* _Page_
>>>

France

pdf Contamination radioactive à l'américium-241 dans un laboratoire universitaire (119 ko)

Circonstances

Un enseignant de travaux pratiques et trois étudiants ("A","B"et "C") réalisent une expérience visant à mettre en évidence les dégâts engendrés par des particules alpha dans des films de nitrate de cellulose. Durant leurs manipulations, deux étudiants se sont contaminés les mains à l'américium-241.

Le matin, la source radioactive a été placée par l'un des étudiants "A" sur le support à l'aide de la pince, sous le contrôle de l'enseignant responsable des travaux pratiques. Quatre films ont été irradiés dans la matinée. Les étudiants sont ensuite allés prendre leur repas pendant la durée de révélation des films ; aucun contrôle de contamination n'a été effectué à la fin de la matinée.

L'après-midi, n'arrivant pas à faire la mise au point des microscopes, les étudiants font appel à l'enseignant ; celui-ci contamine alors la pince en saisissant la source radioactive pour vérifier son positionnement sur le montage.

Un contrôle de contamination est effectué durant lequel sont détectées :

  1. Une contamination des doigts de Messieurs "A" et "B", le troisième étudiant n'a quant à lui pas été contaminé.
  2. Une contamination localisée de la paillasse, d'une règle en plastique, du trépied et du support de la source radioactive.
  3. Une contamination d'un des films.

Les étudiants se lavent les mains à l'eau et au savon ; il persiste une contamination radioactive des mains de monsieur "A", traitée par le port de gants en latex (environ une heure), puis le lavage avec une solution spéciale. Devant la persistance de la contamination, il est procédé à une application de DTPA en solution aqueuse sur compresse, après la deuxième application, les mains de Monsieur "A" sont encore contaminées ; l'étudiant porte alors des gants en latex jusqu'au lendemain ; après lavage, il ne persiste plus de trace de contamination radioactive.

Un examen radiotoxicologique des selles est demandé le lendemain de la contamination : il met en évidence une contamination de 0,25 Bq pour Monsieur "A" et de 0,0045 Bq pour Monsieur "B". Un examen radiotoxicologique des selles et des urines est demandé au 60ème jour suivant la contamination. Il est négatif pour Messieurs "A" et "B".

<<<

Données enregistrées:
>>>

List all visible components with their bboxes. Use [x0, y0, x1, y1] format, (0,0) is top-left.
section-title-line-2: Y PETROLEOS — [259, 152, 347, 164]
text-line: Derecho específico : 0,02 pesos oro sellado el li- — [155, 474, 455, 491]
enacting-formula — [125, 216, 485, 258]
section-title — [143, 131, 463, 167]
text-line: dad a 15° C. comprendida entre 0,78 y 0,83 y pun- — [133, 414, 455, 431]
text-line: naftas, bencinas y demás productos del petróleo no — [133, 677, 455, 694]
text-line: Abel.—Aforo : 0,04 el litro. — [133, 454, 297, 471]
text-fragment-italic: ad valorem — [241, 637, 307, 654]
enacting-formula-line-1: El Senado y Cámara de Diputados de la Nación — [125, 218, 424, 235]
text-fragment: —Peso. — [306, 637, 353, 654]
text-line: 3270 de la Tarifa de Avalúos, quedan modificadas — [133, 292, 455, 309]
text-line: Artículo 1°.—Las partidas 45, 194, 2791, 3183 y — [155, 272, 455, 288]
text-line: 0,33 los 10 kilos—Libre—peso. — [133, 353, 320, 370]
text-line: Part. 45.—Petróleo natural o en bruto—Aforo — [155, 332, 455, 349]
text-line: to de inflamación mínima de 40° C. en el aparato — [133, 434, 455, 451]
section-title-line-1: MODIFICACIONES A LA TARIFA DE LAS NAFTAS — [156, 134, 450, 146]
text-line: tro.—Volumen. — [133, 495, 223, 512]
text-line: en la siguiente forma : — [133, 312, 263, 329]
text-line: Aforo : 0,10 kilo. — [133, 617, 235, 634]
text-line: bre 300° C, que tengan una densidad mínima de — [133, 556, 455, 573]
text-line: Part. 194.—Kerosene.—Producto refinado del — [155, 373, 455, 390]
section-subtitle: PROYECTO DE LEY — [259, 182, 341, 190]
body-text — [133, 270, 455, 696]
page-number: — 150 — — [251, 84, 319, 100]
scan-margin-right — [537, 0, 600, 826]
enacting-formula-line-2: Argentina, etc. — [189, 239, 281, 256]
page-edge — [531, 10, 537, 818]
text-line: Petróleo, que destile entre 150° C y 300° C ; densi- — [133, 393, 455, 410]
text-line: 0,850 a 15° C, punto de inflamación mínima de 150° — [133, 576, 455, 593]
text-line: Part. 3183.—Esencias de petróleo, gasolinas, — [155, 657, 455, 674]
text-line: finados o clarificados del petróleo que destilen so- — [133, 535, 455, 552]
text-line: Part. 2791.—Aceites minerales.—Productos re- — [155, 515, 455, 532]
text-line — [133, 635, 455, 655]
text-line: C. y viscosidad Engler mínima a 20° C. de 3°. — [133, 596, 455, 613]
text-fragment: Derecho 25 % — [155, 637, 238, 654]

<<<

* _Liste des tâches_
[1] Dressez la liste des objets et surfaces du laboratoire où le contrôle a détecté une contamination localisée, d'après le compte rendu sur la contamination à l'américium-241.
[2] Poursuivez le compte rendu sur la contamination à l'américium-241 à partir de sa dernière phrase.

* _Réponses par tâche_
[1] La paillasse, une règle en plastique, le trépied et le support de la source radioactive.

[2]
L'origine de la contamination a par la suite été retrouvée : un des films est tombé sur la source radioactive au travers de la fente du support au cours de l'irradiation. L'un des étudiants, Monsieur "A", s'est contaminé en récupérant le film sans prendre de précaution et sans signaler l'incident à la monitrice de travaux pratiques. Cette contamination, survenue le matin, n'a été découverte que l'après-midi lors des contrôles effectués à la suite de la contamination de la pince. La contamination externe s'est doublée d'une contamination interne par ingestion lors du repas

Conséquences radiologiques

Compte tenu des niveaux de contamination mesurés pour monsieur "A" (0,25 Bq) et monsieur "B" (0,0045 Bq) à la suite de l'analyse radiotoxicologique de leurs selles, on peut estimer :

Pour Monsieur "A"

On sait que l'excrétion fécale le lendemain de l'exposition représente 11 % de l'activité totale inhalée et 28 % de l'activité totale ingérée (CIPR 72 et 78).

La dose reçue par monsieur "A" est estimée à 0,2 µSv en supposant que monsieur "A" ait tout inhalé (le coefficient de dose engagée à l'organisme entier pour l'américium 241 étant de 9,6. 10 -5 Sv/Bq inhalé).

Si l'on suppose que monsieur A a tout ingéré, la dose qu'il a reçue est estimée à 0,1 µSv (le coefficient de dose engagée à l'organisme entier pour l'américium 241 étant de 2.10 -7 Sv/Bq ingéré).

Pour Monsieur "B"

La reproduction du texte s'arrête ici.